** Work instructions **
Transcribe every record that appears below, exactly and in full.

____

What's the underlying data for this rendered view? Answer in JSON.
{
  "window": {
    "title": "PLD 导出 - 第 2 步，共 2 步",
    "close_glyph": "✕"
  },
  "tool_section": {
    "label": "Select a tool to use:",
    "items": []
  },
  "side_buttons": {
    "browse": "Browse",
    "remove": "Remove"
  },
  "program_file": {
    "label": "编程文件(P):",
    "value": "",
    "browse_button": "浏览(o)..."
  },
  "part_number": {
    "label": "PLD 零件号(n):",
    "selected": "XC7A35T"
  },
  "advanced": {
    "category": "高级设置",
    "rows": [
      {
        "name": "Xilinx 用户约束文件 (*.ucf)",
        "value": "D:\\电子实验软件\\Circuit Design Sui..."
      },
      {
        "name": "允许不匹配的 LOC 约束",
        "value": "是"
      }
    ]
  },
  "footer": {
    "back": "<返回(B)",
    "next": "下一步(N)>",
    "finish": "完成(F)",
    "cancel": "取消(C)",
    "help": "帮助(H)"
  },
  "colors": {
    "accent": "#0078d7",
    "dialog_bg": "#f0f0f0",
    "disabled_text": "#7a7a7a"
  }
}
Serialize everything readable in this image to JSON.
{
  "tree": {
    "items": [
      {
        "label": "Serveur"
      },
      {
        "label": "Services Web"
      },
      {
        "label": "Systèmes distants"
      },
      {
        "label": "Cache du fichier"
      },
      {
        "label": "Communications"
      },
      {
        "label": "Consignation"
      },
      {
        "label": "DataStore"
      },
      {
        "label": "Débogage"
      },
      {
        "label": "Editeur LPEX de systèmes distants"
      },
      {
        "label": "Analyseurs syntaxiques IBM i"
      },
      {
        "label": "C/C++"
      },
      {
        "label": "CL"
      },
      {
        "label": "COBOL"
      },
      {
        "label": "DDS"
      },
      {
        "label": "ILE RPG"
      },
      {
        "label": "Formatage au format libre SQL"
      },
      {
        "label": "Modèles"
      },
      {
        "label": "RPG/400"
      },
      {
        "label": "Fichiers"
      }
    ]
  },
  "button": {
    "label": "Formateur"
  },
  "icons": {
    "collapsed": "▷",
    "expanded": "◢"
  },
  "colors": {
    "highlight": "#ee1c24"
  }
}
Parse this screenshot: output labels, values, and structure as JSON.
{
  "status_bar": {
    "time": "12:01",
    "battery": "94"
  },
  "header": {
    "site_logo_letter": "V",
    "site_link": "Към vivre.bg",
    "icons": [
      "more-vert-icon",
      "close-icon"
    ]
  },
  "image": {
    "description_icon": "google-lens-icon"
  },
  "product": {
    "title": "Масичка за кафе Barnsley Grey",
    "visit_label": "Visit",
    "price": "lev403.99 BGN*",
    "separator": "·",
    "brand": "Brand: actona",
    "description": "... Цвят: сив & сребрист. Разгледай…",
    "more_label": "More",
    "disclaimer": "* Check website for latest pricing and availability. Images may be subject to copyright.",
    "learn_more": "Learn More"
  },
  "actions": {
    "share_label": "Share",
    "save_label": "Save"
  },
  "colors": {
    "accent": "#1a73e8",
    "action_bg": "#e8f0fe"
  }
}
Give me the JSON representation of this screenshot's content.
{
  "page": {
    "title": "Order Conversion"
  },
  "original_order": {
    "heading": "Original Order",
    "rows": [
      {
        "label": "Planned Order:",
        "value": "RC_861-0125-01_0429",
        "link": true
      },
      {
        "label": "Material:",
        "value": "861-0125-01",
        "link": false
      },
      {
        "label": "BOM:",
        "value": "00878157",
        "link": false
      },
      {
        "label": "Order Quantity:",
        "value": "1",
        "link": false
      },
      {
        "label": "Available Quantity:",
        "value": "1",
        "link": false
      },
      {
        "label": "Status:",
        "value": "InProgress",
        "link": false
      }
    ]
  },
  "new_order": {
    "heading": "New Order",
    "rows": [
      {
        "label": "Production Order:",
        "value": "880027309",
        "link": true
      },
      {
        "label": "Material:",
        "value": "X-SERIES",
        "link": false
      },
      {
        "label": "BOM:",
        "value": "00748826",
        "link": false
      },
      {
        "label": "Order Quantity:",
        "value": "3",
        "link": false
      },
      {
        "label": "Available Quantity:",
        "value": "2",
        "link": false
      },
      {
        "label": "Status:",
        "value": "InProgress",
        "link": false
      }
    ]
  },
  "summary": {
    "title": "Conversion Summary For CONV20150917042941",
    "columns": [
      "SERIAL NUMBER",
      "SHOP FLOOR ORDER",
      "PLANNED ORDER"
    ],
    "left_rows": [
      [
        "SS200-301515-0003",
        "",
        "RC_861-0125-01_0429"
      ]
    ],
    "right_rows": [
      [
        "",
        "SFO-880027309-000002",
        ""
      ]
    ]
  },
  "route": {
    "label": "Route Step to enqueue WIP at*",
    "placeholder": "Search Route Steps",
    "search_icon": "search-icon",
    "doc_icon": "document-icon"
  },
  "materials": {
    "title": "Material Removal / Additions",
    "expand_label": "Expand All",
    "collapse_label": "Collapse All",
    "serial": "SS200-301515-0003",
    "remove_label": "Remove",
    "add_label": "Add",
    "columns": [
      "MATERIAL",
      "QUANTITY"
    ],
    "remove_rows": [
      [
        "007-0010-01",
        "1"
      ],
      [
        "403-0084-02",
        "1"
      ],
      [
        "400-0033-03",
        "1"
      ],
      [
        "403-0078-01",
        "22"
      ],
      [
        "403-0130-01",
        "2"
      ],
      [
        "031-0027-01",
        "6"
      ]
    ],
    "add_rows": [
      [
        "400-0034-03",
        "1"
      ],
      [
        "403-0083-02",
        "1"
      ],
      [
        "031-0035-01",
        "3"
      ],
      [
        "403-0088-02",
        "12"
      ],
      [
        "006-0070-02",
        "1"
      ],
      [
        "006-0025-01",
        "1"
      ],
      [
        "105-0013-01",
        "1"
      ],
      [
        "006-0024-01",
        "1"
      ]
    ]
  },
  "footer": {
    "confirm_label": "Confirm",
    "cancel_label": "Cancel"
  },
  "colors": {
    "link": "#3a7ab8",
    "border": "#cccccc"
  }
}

____

** Exercise response **
What's the underlying data for this rendered view? Answer in JSON.
{
  "window": {
    "title": "PLD 导出 - 第 2 步，共 2 步",
    "close_glyph": "✕"
  },
  "tool_section": {
    "label": "Select a tool to use:",
    "items": []
  },
  "side_buttons": {
    "browse": "Browse",
    "remove": "Remove"
  },
  "program_file": {
    "label": "编程文件(P):",
    "value": "",
    "browse_button": "浏览(o)..."
  },
  "part_number": {
    "label": "PLD 零件号(n):",
    "selected": "XC7A35T"
  },
  "advanced": {
    "category": "高级设置",
    "rows": [
      {
        "name": "Xilinx 用户约束文件 (*.ucf)",
        "value": "D:\\电子实验软件\\Circuit Design Sui..."
      },
      {
        "name": "允许不匹配的 LOC 约束",
        "value": "是"
      }
    ]
  },
  "footer": {
    "back": "<返回(B)",
    "next": "下一步(N)>",
    "finish": "完成(F)",
    "cancel": "取消(C)",
    "help": "帮助(H)"
  },
  "colors": {
    "accent": "#0078d7",
    "dialog_bg": "#f0f0f0",
    "disabled_text": "#7a7a7a"
  }
}
Serialize everything readable in this image to JSON.
{
  "tree": {
    "items": [
      {
        "label": "Serveur"
      },
      {
        "label": "Services Web"
      },
      {
        "label": "Systèmes distants"
      },
      {
        "label": "Cache du fichier"
      },
      {
        "label": "Communications"
      },
      {
        "label": "Consignation"
      },
      {
        "label": "DataStore"
      },
      {
        "label": "Débogage"
      },
      {
        "label": "Editeur LPEX de systèmes distants"
      },
      {
        "label": "Analyseurs syntaxiques IBM i"
      },
      {
        "label": "C/C++"
      },
      {
        "label": "CL"
      },
      {
        "label": "COBOL"
      },
      {
        "label": "DDS"
      },
      {
        "label": "ILE RPG"
      },
      {
        "label": "Formatage au format libre SQL"
      },
      {
        "label": "Modèles"
      },
      {
        "label": "RPG/400"
      },
      {
        "label": "Fichiers"
      }
    ]
  },
  "button": {
    "label": "Formateur"
  },
  "icons": {
    "collapsed": "▷",
    "expanded": "◢"
  },
  "colors": {
    "highlight": "#ee1c24"
  }
}
Parse this screenshot: output labels, values, and structure as JSON.
{
  "status_bar": {
    "time": "12:01",
    "battery": "94"
  },
  "header": {
    "site_logo_letter": "V",
    "site_link": "Към vivre.bg",
    "icons": [
      "more-vert-icon",
      "close-icon"
    ]
  },
  "image": {
    "description_icon": "google-lens-icon"
  },
  "product": {
    "title": "Масичка за кафе Barnsley Grey",
    "visit_label": "Visit",
    "price": "lev403.99 BGN*",
    "separator": "·",
    "brand": "Brand: actona",
    "description": "... Цвят: сив & сребрист. Разгледай…",
    "more_label": "More",
    "disclaimer": "* Check website for latest pricing and availability. Images may be subject to copyright.",
    "learn_more": "Learn More"
  },
  "actions": {
    "share_label": "Share",
    "save_label": "Save"
  },
  "colors": {
    "accent": "#1a73e8",
    "action_bg": "#e8f0fe"
  }
}
Give me the JSON representation of this screenshot's content.
{
  "page": {
    "title": "Order Conversion"
  },
  "original_order": {
    "heading": "Original Order",
    "rows": [
      {
        "label": "Planned Order:",
        "value": "RC_861-0125-01_0429",
        "link": true
      },
      {
        "label": "Material:",
        "value": "861-0125-01",
        "link": false
      },
      {
        "label": "BOM:",
        "value": "00878157",
        "link": false
      },
      {
        "label": "Order Quantity:",
        "value": "1",
        "link": false
      },
      {
        "label": "Available Quantity:",
        "value": "1",
        "link": false
      },
      {
        "label": "Status:",
        "value": "InProgress",
        "link": false
      }
    ]
  },
  "new_order": {
    "heading": "New Order",
    "rows": [
      {
        "label": "Production Order:",
        "value": "880027309",
        "link": true
      },
      {
        "label": "Material:",
        "value": "X-SERIES",
        "link": false
      },
      {
        "label": "BOM:",
        "value": "00748826",
        "link": false
      },
      {
        "label": "Order Quantity:",
        "value": "3",
        "link": false
      },
      {
        "label": "Available Quantity:",
        "value": "2",
        "link": false
      },
      {
        "label": "Status:",
        "value": "InProgress",
        "link": false
      }
    ]
  },
  "summary": {
    "title": "Conversion Summary For CONV20150917042941",
    "columns": [
      "SERIAL NUMBER",
      "SHOP FLOOR ORDER",
      "PLANNED ORDER"
    ],
    "left_rows": [
      [
        "SS200-301515-0003",
        "",
        "RC_861-0125-01_0429"
      ]
    ],
    "right_rows": [
      [
        "",
        "SFO-880027309-000002",
        ""
      ]
    ]
  },
  "route": {
    "label": "Route Step to enqueue WIP at*",
    "placeholder": "Search Route Steps",
    "search_icon": "search-icon",
    "doc_icon": "document-icon"
  },
  "materials": {
    "title": "Material Removal / Additions",
    "expand_label": "Expand All",
    "collapse_label": "Collapse All",
    "serial": "SS200-301515-0003",
    "remove_label": "Remove",
    "add_label": "Add",
    "columns": [
      "MATERIAL",
      "QUANTITY"
    ],
    "remove_rows": [
      [
        "007-0010-01",
        "1"
      ],
      [
        "403-0084-02",
        "1"
      ],
      [
        "400-0033-03",
        "1"
      ],
      [
        "403-0078-01",
        "22"
      ],
      [
        "403-0130-01",
        "2"
      ],
      [
        "031-0027-01",
        "6"
      ]
    ],
    "add_rows": [
      [
        "400-0034-03",
        "1"
      ],
      [
        "403-0083-02",
        "1"
      ],
      [
        "031-0035-01",
        "3"
      ],
      [
        "403-0088-02",
        "12"
      ],
      [
        "006-0070-02",
        "1"
      ],
      [
        "006-0025-01",
        "1"
      ],
      [
        "105-0013-01",
        "1"
      ],
      [
        "006-0024-01",
        "1"
      ]
    ]
  },
  "footer": {
    "confirm_label": "Confirm",
    "cancel_label": "Cancel"
  },
  "colors": {
    "link": "#3a7ab8",
    "border": "#cccccc"
  }
}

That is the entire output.